(Collected data)
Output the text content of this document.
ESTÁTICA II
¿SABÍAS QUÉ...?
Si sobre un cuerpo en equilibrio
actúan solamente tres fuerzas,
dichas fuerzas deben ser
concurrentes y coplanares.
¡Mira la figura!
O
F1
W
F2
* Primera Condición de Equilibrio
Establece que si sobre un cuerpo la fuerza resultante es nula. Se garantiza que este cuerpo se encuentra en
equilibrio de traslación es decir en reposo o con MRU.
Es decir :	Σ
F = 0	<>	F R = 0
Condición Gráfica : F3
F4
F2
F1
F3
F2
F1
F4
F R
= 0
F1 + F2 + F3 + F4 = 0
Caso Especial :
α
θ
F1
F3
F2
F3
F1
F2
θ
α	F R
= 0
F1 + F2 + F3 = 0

Directive ▸
Reproduce the records above exactly as they appear.

Solution below ▸
Output the text content of this document.
ESTÁTICA II
¿SABÍAS QUÉ...?
Si sobre un cuerpo en equilibrio
actúan solamente tres fuerzas,
dichas fuerzas deben ser
concurrentes y coplanares.
¡Mira la figura!
O
F1
W
F2
* Primera Condición de Equilibrio
Establece que si sobre un cuerpo la fuerza resultante es nula. Se garantiza que este cuerpo se encuentra en
equilibrio de traslación es decir en reposo o con MRU.
Es decir :	Σ
F = 0	<>	F R = 0
Condición Gráfica : F3
F4
F2
F1
F3
F2
F1
F4
F R
= 0
F1 + F2 + F3 + F4 = 0
Caso Especial :
α
θ
F1
F3
F2
F3
F1
F2
θ
α	F R
= 0
F1 + F2 + F3 = 0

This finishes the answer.